Material shown:
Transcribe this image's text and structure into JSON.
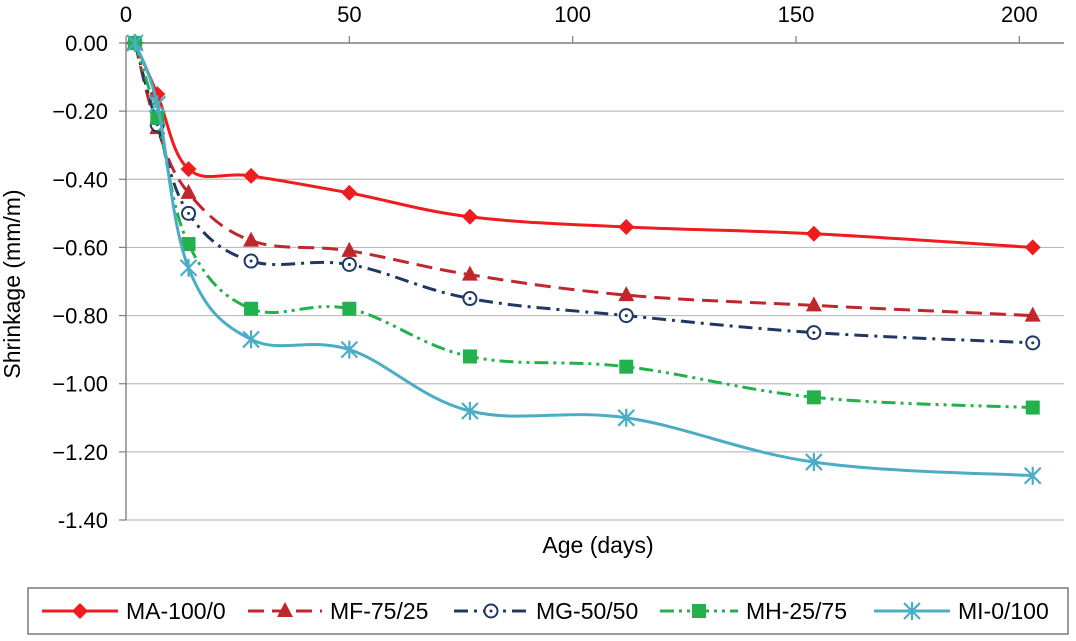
{
  "chart_data": {
    "type": "line",
    "xlabel": "Age (days)",
    "ylabel": "Shrinkage (mm/m)",
    "xlim": [
      0,
      210
    ],
    "ylim": [
      -1.4,
      0.0
    ],
    "x_ticks": [
      "0",
      "50",
      "100",
      "150",
      "200"
    ],
    "x_tick_values": [
      0,
      50,
      100,
      150,
      200
    ],
    "y_ticks": [
      "0.00",
      "−0.20",
      "−0.40",
      "−0.60",
      "−0.80",
      "−1.00",
      "−1.20",
      "-1.40"
    ],
    "y_tick_values": [
      0,
      -0.2,
      -0.4,
      -0.6,
      -0.8,
      -1.0,
      -1.2,
      -1.4
    ],
    "x_axis_position": "top",
    "grid": "horizontal",
    "legend_position": "bottom",
    "series": [
      {
        "name": "MA-100/0",
        "color": "#ee1c1c",
        "marker": "diamond",
        "dash": "solid",
        "x": [
          2,
          7,
          14,
          28,
          50,
          77,
          112,
          154,
          203
        ],
        "y": [
          0.0,
          -0.15,
          -0.37,
          -0.39,
          -0.44,
          -0.51,
          -0.54,
          -0.56,
          -0.6
        ]
      },
      {
        "name": "MF-75/25",
        "color": "#c0272d",
        "marker": "triangle",
        "dash": "dash",
        "x": [
          2,
          7,
          14,
          28,
          50,
          77,
          112,
          154,
          203
        ],
        "y": [
          0.0,
          -0.25,
          -0.44,
          -0.58,
          -0.61,
          -0.68,
          -0.74,
          -0.77,
          -0.8
        ]
      },
      {
        "name": "MG-50/50",
        "color": "#1f3864",
        "marker": "circle",
        "dash": "dashdot",
        "x": [
          2,
          7,
          14,
          28,
          50,
          77,
          112,
          154,
          203
        ],
        "y": [
          0.0,
          -0.24,
          -0.5,
          -0.64,
          -0.65,
          -0.75,
          -0.8,
          -0.85,
          -0.88
        ]
      },
      {
        "name": "MH-25/75",
        "color": "#22b14c",
        "marker": "square",
        "dash": "dashdotdot",
        "x": [
          2,
          7,
          14,
          28,
          50,
          77,
          112,
          154,
          203
        ],
        "y": [
          0.0,
          -0.22,
          -0.59,
          -0.78,
          -0.78,
          -0.92,
          -0.95,
          -1.04,
          -1.07
        ]
      },
      {
        "name": "MI-0/100",
        "color": "#4bacc6",
        "marker": "asterisk",
        "dash": "solid",
        "x": [
          2,
          7,
          14,
          28,
          50,
          77,
          112,
          154,
          203
        ],
        "y": [
          0.0,
          -0.18,
          -0.66,
          -0.87,
          -0.9,
          -1.08,
          -1.1,
          -1.23,
          -1.27
        ]
      }
    ]
  }
}
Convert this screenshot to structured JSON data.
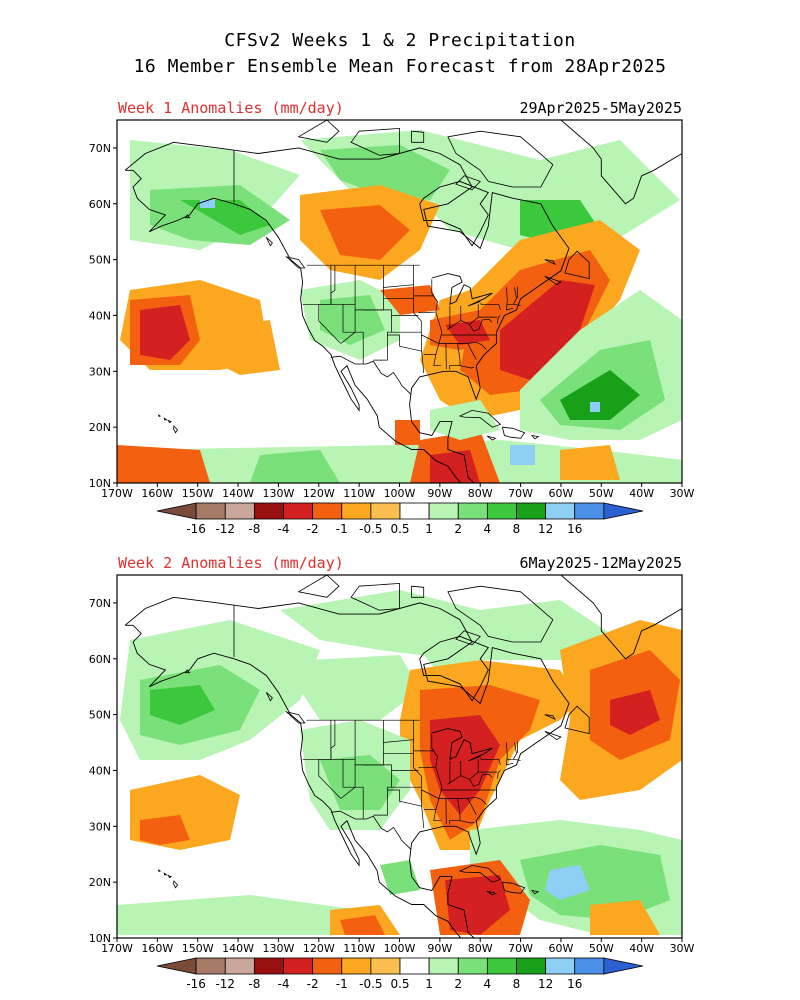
{
  "header": {
    "title_line1": "CFSv2 Weeks 1 & 2 Precipitation",
    "title_line2": "16 Member Ensemble Mean Forecast from 28Apr2025"
  },
  "panels": [
    {
      "id": "week1",
      "title": "Week 1 Anomalies (mm/day)",
      "date_range": "29Apr2025-5May2025"
    },
    {
      "id": "week2",
      "title": "Week 2 Anomalies (mm/day)",
      "date_range": "6May2025-12May2025"
    }
  ],
  "axes": {
    "lat_labels": [
      "70N",
      "60N",
      "50N",
      "40N",
      "30N",
      "20N",
      "10N"
    ],
    "lon_labels": [
      "170W",
      "160W",
      "150W",
      "140W",
      "130W",
      "120W",
      "110W",
      "100W",
      "90W",
      "80W",
      "70W",
      "60W",
      "50W",
      "40W",
      "30W"
    ]
  },
  "colorbar": {
    "labels": [
      "-16",
      "-12",
      "-8",
      "-4",
      "-2",
      "-1",
      "-0.5",
      "0.5",
      "1",
      "2",
      "4",
      "8",
      "12",
      "16"
    ],
    "colors": [
      "#7a4a3a",
      "#a87a68",
      "#caa79a",
      "#9a1010",
      "#d42020",
      "#f26010",
      "#fba820",
      "#f9c050",
      "#ffffff",
      "#b8f4b4",
      "#7ae07a",
      "#3cc83c",
      "#18a018",
      "#8ecff5",
      "#4a90e8",
      "#2a60d0"
    ]
  },
  "palette": {
    "dry_strong": "#d42020",
    "dry_moderate": "#f26010",
    "dry_light": "#fba820",
    "wet_light": "#b8f4b4",
    "wet_moderate": "#7ae07a",
    "wet_strong": "#3cc83c",
    "wet_very": "#18a018",
    "wet_extreme": "#8ecff5"
  }
}
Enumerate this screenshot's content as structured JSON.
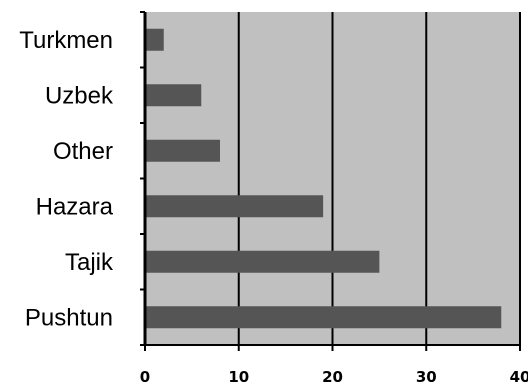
{
  "chart_data": {
    "type": "bar",
    "orientation": "horizontal",
    "categories": [
      "Turkmen",
      "Uzbek",
      "Other",
      "Hazara",
      "Tajik",
      "Pushtun"
    ],
    "values": [
      2,
      6,
      8,
      19,
      25,
      38
    ],
    "title": "",
    "xlabel": "",
    "ylabel": "",
    "xlim": [
      0,
      40
    ],
    "xticks": [
      "0",
      "10",
      "20",
      "30",
      "40"
    ],
    "grid": "vertical",
    "legend": "none",
    "colors": {
      "plot_background": "#c0c0c0",
      "bar": "#555555",
      "grid": "#000000",
      "axis": "#000000"
    }
  }
}
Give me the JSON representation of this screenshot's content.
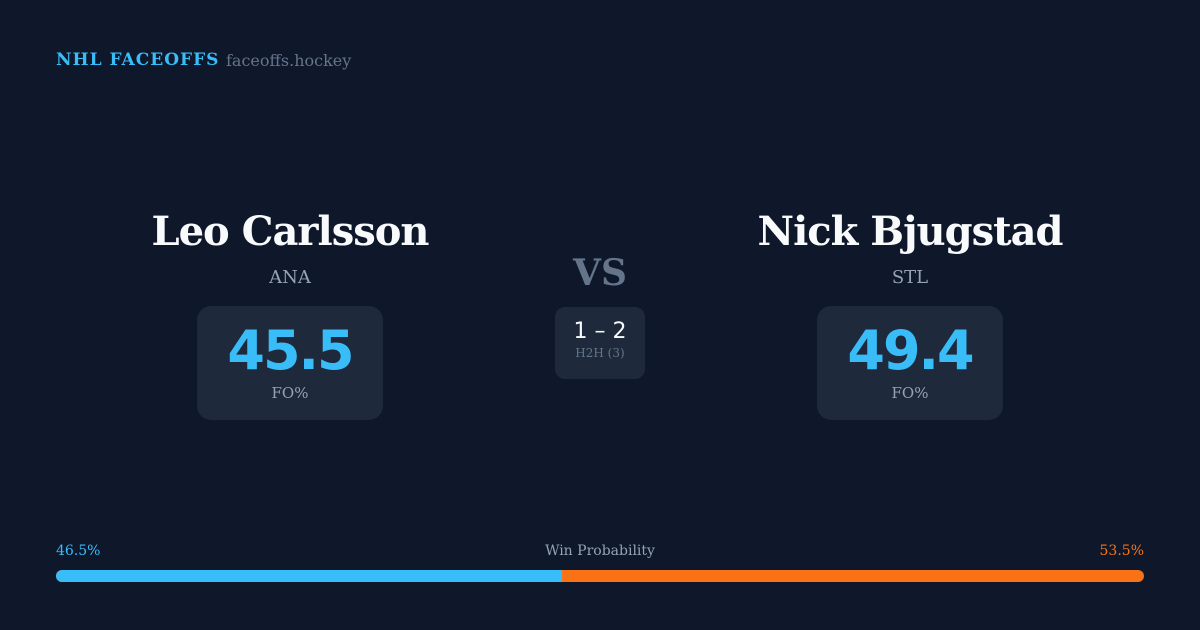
{
  "header": {
    "brand": "NHL FACEOFFS",
    "site": "faceoffs.hockey"
  },
  "left": {
    "name": "Leo Carlsson",
    "team": "ANA",
    "fo_pct": "45.5",
    "fo_label": "FO%"
  },
  "right": {
    "name": "Nick Bjugstad",
    "team": "STL",
    "fo_pct": "49.4",
    "fo_label": "FO%"
  },
  "vs": "VS",
  "h2h": {
    "score": "1 – 2",
    "label": "H2H (3)"
  },
  "win_probability": {
    "label": "Win Probability",
    "left": "46.5%",
    "right": "53.5%",
    "left_value": 46.5,
    "colors": {
      "left": "#38bdf8",
      "right": "#f97316"
    }
  }
}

Stated task: Using the material above, return every line exactly as it appears, minus the pictures.

Solution to this exercise:
Transcribe this image's text and structure into JSON.
{
  "chart_data": {
    "type": "line",
    "xlabel": "Age (days)",
    "ylabel": "Shrinkage (mm/m)",
    "xlim": [
      0,
      210
    ],
    "ylim": [
      -1.4,
      0.0
    ],
    "x_ticks": [
      "0",
      "50",
      "100",
      "150",
      "200"
    ],
    "x_tick_values": [
      0,
      50,
      100,
      150,
      200
    ],
    "y_ticks": [
      "0.00",
      "−0.20",
      "−0.40",
      "−0.60",
      "−0.80",
      "−1.00",
      "−1.20",
      "-1.40"
    ],
    "y_tick_values": [
      0,
      -0.2,
      -0.4,
      -0.6,
      -0.8,
      -1.0,
      -1.2,
      -1.4
    ],
    "x_axis_position": "top",
    "grid": "horizontal",
    "legend_position": "bottom",
    "series": [
      {
        "name": "MA-100/0",
        "color": "#ee1c1c",
        "marker": "diamond",
        "dash": "solid",
        "x": [
          2,
          7,
          14,
          28,
          50,
          77,
          112,
          154,
          203
        ],
        "y": [
          0.0,
          -0.15,
          -0.37,
          -0.39,
          -0.44,
          -0.51,
          -0.54,
          -0.56,
          -0.6
        ]
      },
      {
        "name": "MF-75/25",
        "color": "#c0272d",
        "marker": "triangle",
        "dash": "dash",
        "x": [
          2,
          7,
          14,
          28,
          50,
          77,
          112,
          154,
          203
        ],
        "y": [
          0.0,
          -0.25,
          -0.44,
          -0.58,
          -0.61,
          -0.68,
          -0.74,
          -0.77,
          -0.8
        ]
      },
      {
        "name": "MG-50/50",
        "color": "#1f3864",
        "marker": "circle",
        "dash": "dashdot",
        "x": [
          2,
          7,
          14,
          28,
          50,
          77,
          112,
          154,
          203
        ],
        "y": [
          0.0,
          -0.24,
          -0.5,
          -0.64,
          -0.65,
          -0.75,
          -0.8,
          -0.85,
          -0.88
        ]
      },
      {
        "name": "MH-25/75",
        "color": "#22b14c",
        "marker": "square",
        "dash": "dashdotdot",
        "x": [
          2,
          7,
          14,
          28,
          50,
          77,
          112,
          154,
          203
        ],
        "y": [
          0.0,
          -0.22,
          -0.59,
          -0.78,
          -0.78,
          -0.92,
          -0.95,
          -1.04,
          -1.07
        ]
      },
      {
        "name": "MI-0/100",
        "color": "#4bacc6",
        "marker": "asterisk",
        "dash": "solid",
        "x": [
          2,
          7,
          14,
          28,
          50,
          77,
          112,
          154,
          203
        ],
        "y": [
          0.0,
          -0.18,
          -0.66,
          -0.87,
          -0.9,
          -1.08,
          -1.1,
          -1.23,
          -1.27
        ]
      }
    ]
  }
}
Convert this screenshot to structured JSON data.
{
  "header": {
    "title_line1": "CFSv2 Weeks 1 & 2 Precipitation",
    "title_line2": "16 Member Ensemble Mean Forecast from 28Apr2025"
  },
  "panels": [
    {
      "id": "week1",
      "title": "Week 1 Anomalies (mm/day)",
      "date_range": "29Apr2025-5May2025"
    },
    {
      "id": "week2",
      "title": "Week 2 Anomalies (mm/day)",
      "date_range": "6May2025-12May2025"
    }
  ],
  "axes": {
    "lat_labels": [
      "70N",
      "60N",
      "50N",
      "40N",
      "30N",
      "20N",
      "10N"
    ],
    "lon_labels": [
      "170W",
      "160W",
      "150W",
      "140W",
      "130W",
      "120W",
      "110W",
      "100W",
      "90W",
      "80W",
      "70W",
      "60W",
      "50W",
      "40W",
      "30W"
    ]
  },
  "colorbar": {
    "labels": [
      "-16",
      "-12",
      "-8",
      "-4",
      "-2",
      "-1",
      "-0.5",
      "0.5",
      "1",
      "2",
      "4",
      "8",
      "12",
      "16"
    ],
    "colors": [
      "#7a4a3a",
      "#a87a68",
      "#caa79a",
      "#9a1010",
      "#d42020",
      "#f26010",
      "#fba820",
      "#f9c050",
      "#ffffff",
      "#b8f4b4",
      "#7ae07a",
      "#3cc83c",
      "#18a018",
      "#8ecff5",
      "#4a90e8",
      "#2a60d0"
    ]
  },
  "palette": {
    "dry_strong": "#d42020",
    "dry_moderate": "#f26010",
    "dry_light": "#fba820",
    "wet_light": "#b8f4b4",
    "wet_moderate": "#7ae07a",
    "wet_strong": "#3cc83c",
    "wet_very": "#18a018",
    "wet_extreme": "#8ecff5"
  }
}
Enumerate this screenshot's content as structured JSON.
{
  "chart_data": {
    "type": "bar",
    "orientation": "horizontal",
    "categories": [
      "Turkmen",
      "Uzbek",
      "Other",
      "Hazara",
      "Tajik",
      "Pushtun"
    ],
    "values": [
      2,
      6,
      8,
      19,
      25,
      38
    ],
    "title": "",
    "xlabel": "",
    "ylabel": "",
    "xlim": [
      0,
      40
    ],
    "xticks": [
      "0",
      "10",
      "20",
      "30",
      "40"
    ],
    "grid": "vertical",
    "legend": "none",
    "colors": {
      "plot_background": "#c0c0c0",
      "bar": "#555555",
      "grid": "#000000",
      "axis": "#000000"
    }
  }
}
Give me the JSON representation of this screenshot's content.
{
  "header": {
    "brand": "NHL FACEOFFS",
    "site": "faceoffs.hockey"
  },
  "left": {
    "name": "Leo Carlsson",
    "team": "ANA",
    "fo_pct": "45.5",
    "fo_label": "FO%"
  },
  "right": {
    "name": "Nick Bjugstad",
    "team": "STL",
    "fo_pct": "49.4",
    "fo_label": "FO%"
  },
  "vs": "VS",
  "h2h": {
    "score": "1 – 2",
    "label": "H2H (3)"
  },
  "win_probability": {
    "label": "Win Probability",
    "left": "46.5%",
    "right": "53.5%",
    "left_value": 46.5,
    "colors": {
      "left": "#38bdf8",
      "right": "#f97316"
    }
  }
}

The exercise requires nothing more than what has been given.